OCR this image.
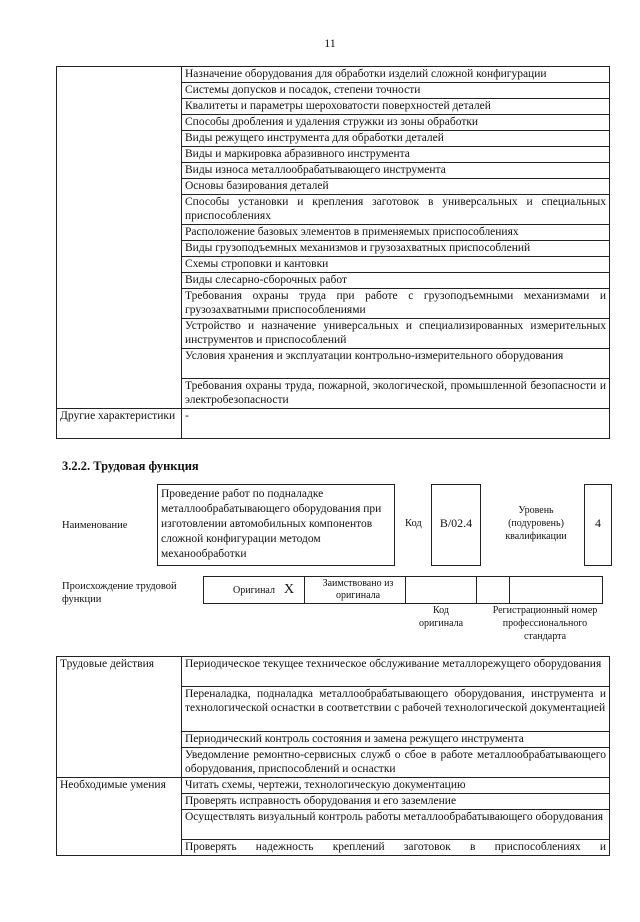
11
	Назначение оборудования для обработки изделий сложной конфигурации
	Системы допусков и посадок, степени точности
	Квалитеты и параметры шероховатости поверхностей деталей
	Способы дробления и удаления стружки из зоны обработки
	Виды режущего инструмента для обработки деталей
	Виды и маркировка абразивного инструмента
	Виды износа металлообрабатывающего инструмента
	Основы базирования деталей
	Способы установки и крепления заготовок в универсальных и специальных приспособлениях
	Расположение базовых элементов в применяемых приспособлениях
	Виды грузоподъемных механизмов и грузозахватных приспособлений
	Схемы строповки и кантовки
	Виды слесарно-сборочных работ
	Требования охраны труда при работе с грузоподъемными механизмами и грузозахватными приспособлениями
	Устройство и назначение универсальных и специализированных измерительных инструментов и приспособлений
	Условия хранения и эксплуатации контрольно-измерительного оборудования
	Требования охраны труда, пожарной, экологической, промышленной безопасности и электробезопасности
Другие характеристики	-
3.2.2. Трудовая функция
Наименование
Проведение работ по подналадке металлообрабатывающего оборудования при изготовлении автомобильных компонентов сложной конфигурации методом механообработки
Код	В/02.4
Уровень (подуровень) квалификации
4
Происхождение трудовой функции
Оригинал X	Заимствовано из оригинала
Код оригинала
Регистрационный номер профессионального стандарта
Трудовые действия	Периодическое текущее техническое обслуживание металлорежущего оборудования
	Переналадка, подналадка металлообрабатывающего оборудования, инструмента и технологической оснастки в соответствии с рабочей технологической документацией
	Периодический контроль состояния и замена режущего инструмента
	Уведомление ремонтно-сервисных служб о сбое в работе металлообрабатывающего оборудования, приспособлений и оснастки
Необходимые умения	Читать схемы, чертежи, технологическую документацию
	Проверять исправность оборудования и его заземление
	Осуществлять визуальный контроль работы металлообрабатывающего оборудования
	Проверять надежность креплений заготовок в приспособлениях и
::::
Give back the entries verbatim. Do not include any picture.

OCR this image.
11
	Назначение оборудования для обработки изделий сложной конфигурации
	Системы допусков и посадок, степени точности
	Квалитеты и параметры шероховатости поверхностей деталей
	Способы дробления и удаления стружки из зоны обработки
	Виды режущего инструмента для обработки деталей
	Виды и маркировка абразивного инструмента
	Виды износа металлообрабатывающего инструмента
	Основы базирования деталей
	Способы установки и крепления заготовок в универсальных и специальных приспособлениях
	Расположение базовых элементов в применяемых приспособлениях
	Виды грузоподъемных механизмов и грузозахватных приспособлений
	Схемы строповки и кантовки
	Виды слесарно-сборочных работ
	Требования охраны труда при работе с грузоподъемными механизмами и грузозахватными приспособлениями
	Устройство и назначение универсальных и специализированных измерительных инструментов и приспособлений
	Условия хранения и эксплуатации контрольно-измерительного оборудования
	Требования охраны труда, пожарной, экологической, промышленной безопасности и электробезопасности
Другие характеристики	-
3.2.2. Трудовая функция
Наименование
Проведение работ по подналадке металлообрабатывающего оборудования при изготовлении автомобильных компонентов сложной конфигурации методом механообработки
Код	В/02.4
Уровень (подуровень) квалификации
4
Происхождение трудовой функции
Оригинал X	Заимствовано из оригинала
Код оригинала
Регистрационный номер профессионального стандарта
Трудовые действия	Периодическое текущее техническое обслуживание металлорежущего оборудования
	Переналадка, подналадка металлообрабатывающего оборудования, инструмента и технологической оснастки в соответствии с рабочей технологической документацией
	Периодический контроль состояния и замена режущего инструмента
	Уведомление ремонтно-сервисных служб о сбое в работе металлообрабатывающего оборудования, приспособлений и оснастки
Необходимые умения	Читать схемы, чертежи, технологическую документацию
	Проверять исправность оборудования и его заземление
	Осуществлять визуальный контроль работы металлообрабатывающего оборудования
	Проверять надежность креплений заготовок в приспособлениях и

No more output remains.